__EXERCISE__. Every entry that follows should be repeated exactly; drop the images.

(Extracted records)
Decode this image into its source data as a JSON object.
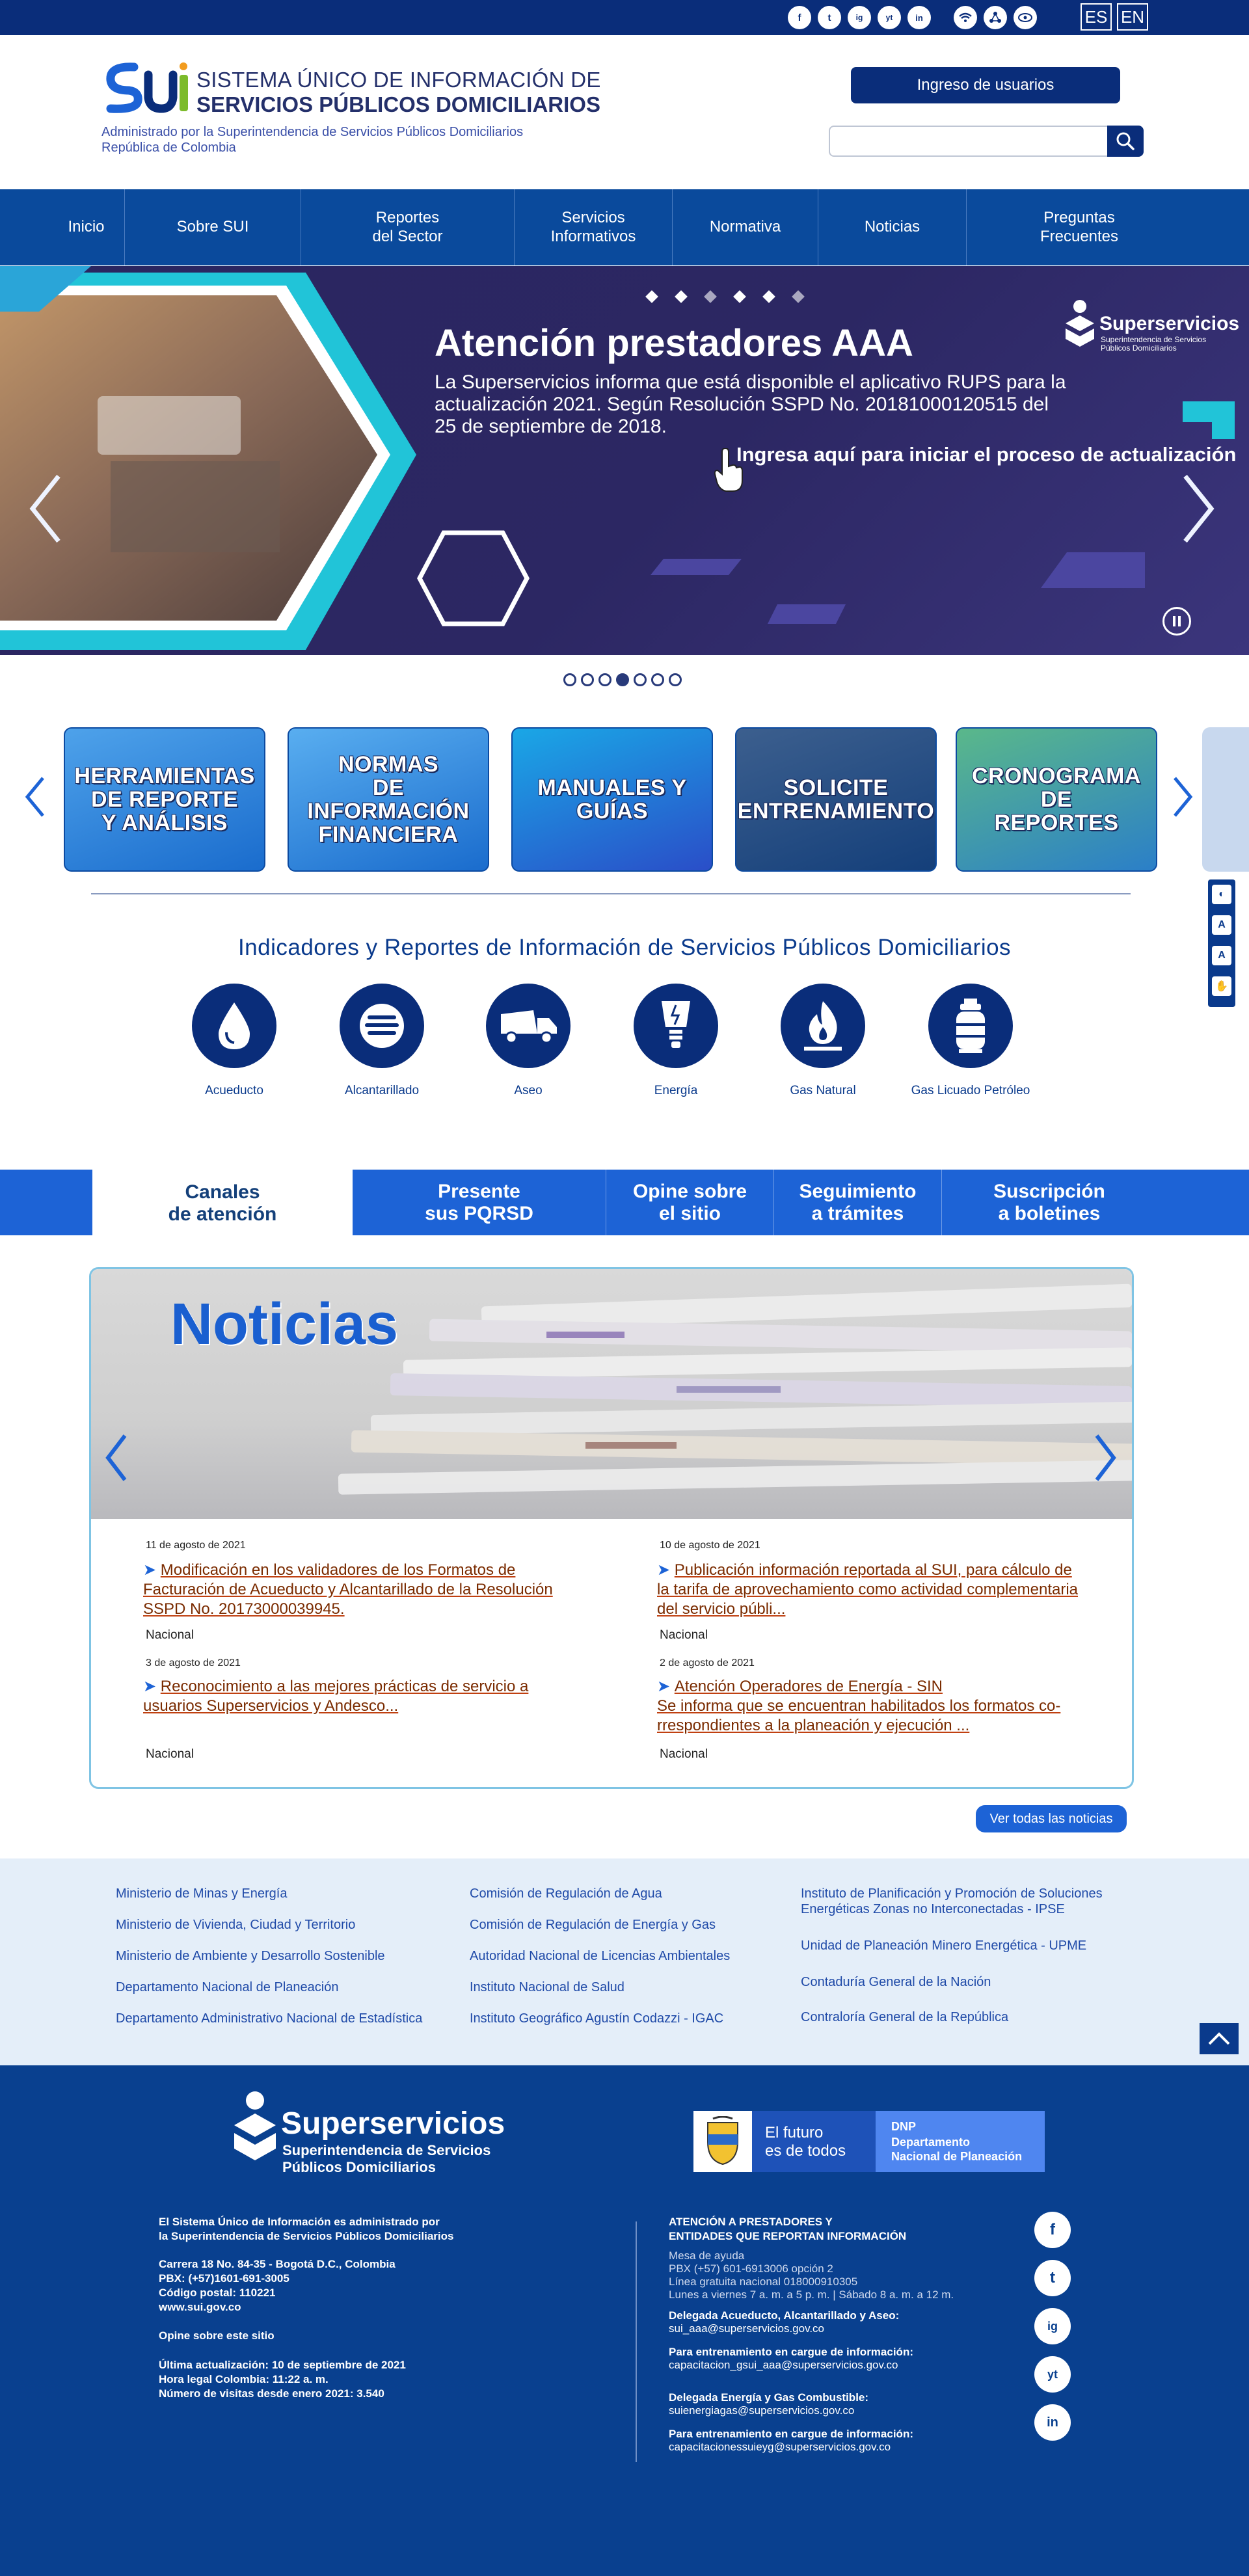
{
  "topbar": {
    "social": [
      "f",
      "t",
      "ig",
      "yt",
      "in"
    ],
    "extra_icons": [
      "wifi-icon",
      "network-icon",
      "sitemap-icon"
    ],
    "lang_es": "ES",
    "lang_en": "EN"
  },
  "header": {
    "title_line1": "SISTEMA ÚNICO DE INFORMACIÓN DE",
    "title_line2": "SERVICIOS PÚBLICOS DOMICILIARIOS",
    "subtitle_line1": "Administrado por la Superintendencia de Servicios Públicos Domiciliarios",
    "subtitle_line2": "República de Colombia",
    "login_label": "Ingreso de usuarios",
    "search_placeholder": ""
  },
  "nav": [
    {
      "label": "Inicio"
    },
    {
      "label": "Sobre SUI"
    },
    {
      "label": "Reportes\ndel Sector"
    },
    {
      "label": "Servicios\nInformativos"
    },
    {
      "label": "Normativa"
    },
    {
      "label": "Noticias"
    },
    {
      "label": "Preguntas\nFrecuentes"
    }
  ],
  "hero": {
    "heading": "Atención prestadores AAA",
    "text": "La Superservicios informa que está disponible el aplicativo RUPS para la actualización 2021. Según Resolución SSPD No. 20181000120515 del 25 de septiembre de 2018.",
    "cta": "Ingresa aquí para iniciar el proceso de actualización",
    "brand": "Superservicios",
    "brand_sub1": "Superintendencia de Servicios",
    "brand_sub2": "Públicos Domiciliarios",
    "slides": 7,
    "active_slide": 4
  },
  "tiles": [
    {
      "label": "HERRAMIENTAS\nDE REPORTE\nY ANÁLISIS"
    },
    {
      "label": "NORMAS\nDE INFORMACIÓN\nFINANCIERA"
    },
    {
      "label": "MANUALES Y\nGUÍAS"
    },
    {
      "label": "SOLICITE\nENTRENAMIENTO"
    },
    {
      "label": "CRONOGRAMA DE\nREPORTES"
    }
  ],
  "indicators": {
    "title": "Indicadores y Reportes de Información de Servicios Públicos Domiciliarios",
    "items": [
      {
        "label": "Acueducto",
        "icon": "water-drop-icon"
      },
      {
        "label": "Alcantarillado",
        "icon": "sewer-icon"
      },
      {
        "label": "Aseo",
        "icon": "garbage-truck-icon"
      },
      {
        "label": "Energía",
        "icon": "light-bulb-icon"
      },
      {
        "label": "Gas Natural",
        "icon": "flame-icon"
      },
      {
        "label": "Gas Licuado Petróleo",
        "icon": "gas-cylinder-icon"
      }
    ]
  },
  "tabs": [
    {
      "label": "Canales\nde atención"
    },
    {
      "label": "Presente\nsus PQRSD"
    },
    {
      "label": "Opine sobre\nel sitio"
    },
    {
      "label": "Seguimiento\na trámites"
    },
    {
      "label": "Suscripción\na boletines"
    }
  ],
  "news": {
    "title": "Noticias",
    "items": [
      {
        "date": "11 de agosto de 2021",
        "text": "Modificación en los validadores de los Formatos de Facturación de Acueducto y Alcantarillado de la Resolución SSPD No. 20173000039945.",
        "category": "Nacional"
      },
      {
        "date": "10 de agosto de 2021",
        "text": "Publicación información reportada al SUI, para cálculo de la tarifa de aprovechamiento como actividad complementaria del servicio públi...",
        "category": "Nacional"
      },
      {
        "date": "3 de agosto de 2021",
        "text": "Reconocimiento a las mejores prácticas de servicio a usuarios Superservicios y Andesco...",
        "category": "Nacional"
      },
      {
        "date": "2 de agosto de 2021",
        "text": "Atención Operadores de Energía - SIN\nSe informa que se encuentran habilitados los formatos co-rrespondientes a la planeación y ejecución ...",
        "category": "Nacional"
      }
    ],
    "view_all": "Ver todas las noticias"
  },
  "links": {
    "col1": [
      "Ministerio de Minas y Energía",
      "Ministerio de Vivienda, Ciudad y Territorio",
      "Ministerio de Ambiente y Desarrollo Sostenible",
      "Departamento Nacional de Planeación",
      "Departamento Administrativo Nacional de Estadística"
    ],
    "col2": [
      "Comisión de Regulación de Agua",
      "Comisión de Regulación de Energía y Gas",
      "Autoridad Nacional de Licencias Ambientales",
      "Instituto Nacional de Salud",
      "Instituto Geográfico Agustín Codazzi - IGAC"
    ],
    "col3": [
      "Instituto de Planificación y Promoción de Soluciones Energéticas Zonas no Interconectadas - IPSE",
      "Unidad de Planeación Minero Energética - UPME",
      "Contaduría General de la Nación",
      "Contraloría General de la República"
    ]
  },
  "footer": {
    "brand": "Superservicios",
    "brand_sub1": "Superintendencia de Servicios",
    "brand_sub2": "Públicos Domiciliarios",
    "dnp_left1": "El futuro",
    "dnp_left2": "es de todos",
    "dnp_right1": "DNP",
    "dnp_right2": "Departamento",
    "dnp_right3": "Nacional de Planeación",
    "admin1": "El Sistema Único de Información es administrado por",
    "admin2": "la Superintendencia de Servicios Públicos Domiciliarios",
    "addr1": "Carrera 18 No. 84-35 - Bogotá D.C., Colombia",
    "addr2": "PBX: (+57)1601-691-3005",
    "addr3": "Código postal: 110221",
    "addr4": "www.sui.gov.co",
    "opine": "Opine sobre este sitio",
    "upd1": "Última actualización: 10 de septiembre de 2021",
    "upd2": "Hora legal Colombia: 11:22 a. m.",
    "upd3": "Número de visitas desde enero 2021: 3.540",
    "att1": "ATENCIÓN A PRESTADORES Y",
    "att2": "ENTIDADES QUE REPORTAN INFORMACIÓN",
    "mesa1": "Mesa de ayuda",
    "mesa2": "PBX (+57) 601-6913006 opción 2",
    "mesa3": "Línea gratuita nacional 018000910305",
    "mesa4": "Lunes a viernes 7 a. m. a 5 p. m. | Sábado 8 a. m. a 12 m.",
    "d1t": "Delegada Acueducto, Alcantarillado y Aseo:",
    "d1m": "sui_aaa@superservicios.gov.co",
    "d2t": "Para entrenamiento en cargue de información:",
    "d2m": "capacitacion_gsui_aaa@superservicios.gov.co",
    "d3t": "Delegada Energía y Gas Combustible:",
    "d3m": "suienergiagas@superservicios.gov.co",
    "d4t": "Para entrenamiento en cargue de información:",
    "d4m": "capacitacionessuieyg@superservicios.gov.co",
    "social": [
      "f",
      "t",
      "ig",
      "yt",
      "in"
    ]
  },
  "colors": {
    "primary": "#0a2d7a",
    "nav": "#0a4a9c",
    "accent": "#1d63d6",
    "footer": "#09408f",
    "hero": "#2c2763",
    "teal": "#21c4d8"
  }
}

__TASK RESPONSE__.
Decode this image into its source data as a JSON object.
{
  "topbar": {
    "social": [
      "f",
      "t",
      "ig",
      "yt",
      "in"
    ],
    "extra_icons": [
      "wifi-icon",
      "network-icon",
      "sitemap-icon"
    ],
    "lang_es": "ES",
    "lang_en": "EN"
  },
  "header": {
    "title_line1": "SISTEMA ÚNICO DE INFORMACIÓN DE",
    "title_line2": "SERVICIOS PÚBLICOS DOMICILIARIOS",
    "subtitle_line1": "Administrado por la Superintendencia de Servicios Públicos Domiciliarios",
    "subtitle_line2": "República de Colombia",
    "login_label": "Ingreso de usuarios",
    "search_placeholder": ""
  },
  "nav": [
    {
      "label": "Inicio"
    },
    {
      "label": "Sobre SUI"
    },
    {
      "label": "Reportes\ndel Sector"
    },
    {
      "label": "Servicios\nInformativos"
    },
    {
      "label": "Normativa"
    },
    {
      "label": "Noticias"
    },
    {
      "label": "Preguntas\nFrecuentes"
    }
  ],
  "hero": {
    "heading": "Atención prestadores AAA",
    "text": "La Superservicios informa que está disponible el aplicativo RUPS para la actualización 2021. Según Resolución SSPD No. 20181000120515 del 25 de septiembre de 2018.",
    "cta": "Ingresa aquí para iniciar el proceso de actualización",
    "brand": "Superservicios",
    "brand_sub1": "Superintendencia de Servicios",
    "brand_sub2": "Públicos Domiciliarios",
    "slides": 7,
    "active_slide": 4
  },
  "tiles": [
    {
      "label": "HERRAMIENTAS\nDE REPORTE\nY ANÁLISIS"
    },
    {
      "label": "NORMAS\nDE INFORMACIÓN\nFINANCIERA"
    },
    {
      "label": "MANUALES Y\nGUÍAS"
    },
    {
      "label": "SOLICITE\nENTRENAMIENTO"
    },
    {
      "label": "CRONOGRAMA DE\nREPORTES"
    }
  ],
  "indicators": {
    "title": "Indicadores y Reportes de Información de Servicios Públicos Domiciliarios",
    "items": [
      {
        "label": "Acueducto",
        "icon": "water-drop-icon"
      },
      {
        "label": "Alcantarillado",
        "icon": "sewer-icon"
      },
      {
        "label": "Aseo",
        "icon": "garbage-truck-icon"
      },
      {
        "label": "Energía",
        "icon": "light-bulb-icon"
      },
      {
        "label": "Gas Natural",
        "icon": "flame-icon"
      },
      {
        "label": "Gas Licuado Petróleo",
        "icon": "gas-cylinder-icon"
      }
    ]
  },
  "tabs": [
    {
      "label": "Canales\nde atención"
    },
    {
      "label": "Presente\nsus PQRSD"
    },
    {
      "label": "Opine sobre\nel sitio"
    },
    {
      "label": "Seguimiento\na trámites"
    },
    {
      "label": "Suscripción\na boletines"
    }
  ],
  "news": {
    "title": "Noticias",
    "items": [
      {
        "date": "11 de agosto de 2021",
        "text": "Modificación en los validadores de los Formatos de Facturación de Acueducto y Alcantarillado de la Resolución SSPD No. 20173000039945.",
        "category": "Nacional"
      },
      {
        "date": "10 de agosto de 2021",
        "text": "Publicación información reportada al SUI, para cálculo de la tarifa de aprovechamiento como actividad complementaria del servicio públi...",
        "category": "Nacional"
      },
      {
        "date": "3 de agosto de 2021",
        "text": "Reconocimiento a las mejores prácticas de servicio a usuarios Superservicios y Andesco...",
        "category": "Nacional"
      },
      {
        "date": "2 de agosto de 2021",
        "text": "Atención Operadores de Energía - SIN\nSe informa que se encuentran habilitados los formatos co-rrespondientes a la planeación y ejecución ...",
        "category": "Nacional"
      }
    ],
    "view_all": "Ver todas las noticias"
  },
  "links": {
    "col1": [
      "Ministerio de Minas y Energía",
      "Ministerio de Vivienda, Ciudad y Territorio",
      "Ministerio de Ambiente y Desarrollo Sostenible",
      "Departamento Nacional de Planeación",
      "Departamento Administrativo Nacional de Estadística"
    ],
    "col2": [
      "Comisión de Regulación de Agua",
      "Comisión de Regulación de Energía y Gas",
      "Autoridad Nacional de Licencias Ambientales",
      "Instituto Nacional de Salud",
      "Instituto Geográfico Agustín Codazzi - IGAC"
    ],
    "col3": [
      "Instituto de Planificación y Promoción de Soluciones Energéticas Zonas no Interconectadas - IPSE",
      "Unidad de Planeación Minero Energética - UPME",
      "Contaduría General de la Nación",
      "Contraloría General de la República"
    ]
  },
  "footer": {
    "brand": "Superservicios",
    "brand_sub1": "Superintendencia de Servicios",
    "brand_sub2": "Públicos Domiciliarios",
    "dnp_left1": "El futuro",
    "dnp_left2": "es de todos",
    "dnp_right1": "DNP",
    "dnp_right2": "Departamento",
    "dnp_right3": "Nacional de Planeación",
    "admin1": "El Sistema Único de Información es administrado por",
    "admin2": "la Superintendencia de Servicios Públicos Domiciliarios",
    "addr1": "Carrera 18 No. 84-35 - Bogotá D.C., Colombia",
    "addr2": "PBX: (+57)1601-691-3005",
    "addr3": "Código postal: 110221",
    "addr4": "www.sui.gov.co",
    "opine": "Opine sobre este sitio",
    "upd1": "Última actualización: 10 de septiembre de 2021",
    "upd2": "Hora legal Colombia: 11:22 a. m.",
    "upd3": "Número de visitas desde enero 2021: 3.540",
    "att1": "ATENCIÓN A PRESTADORES Y",
    "att2": "ENTIDADES QUE REPORTAN INFORMACIÓN",
    "mesa1": "Mesa de ayuda",
    "mesa2": "PBX (+57) 601-6913006 opción 2",
    "mesa3": "Línea gratuita nacional 018000910305",
    "mesa4": "Lunes a viernes 7 a. m. a 5 p. m. | Sábado 8 a. m. a 12 m.",
    "d1t": "Delegada Acueducto, Alcantarillado y Aseo:",
    "d1m": "sui_aaa@superservicios.gov.co",
    "d2t": "Para entrenamiento en cargue de información:",
    "d2m": "capacitacion_gsui_aaa@superservicios.gov.co",
    "d3t": "Delegada Energía y Gas Combustible:",
    "d3m": "suienergiagas@superservicios.gov.co",
    "d4t": "Para entrenamiento en cargue de información:",
    "d4m": "capacitacionessuieyg@superservicios.gov.co",
    "social": [
      "f",
      "t",
      "ig",
      "yt",
      "in"
    ]
  },
  "colors": {
    "primary": "#0a2d7a",
    "nav": "#0a4a9c",
    "accent": "#1d63d6",
    "footer": "#09408f",
    "hero": "#2c2763",
    "teal": "#21c4d8"
  }
}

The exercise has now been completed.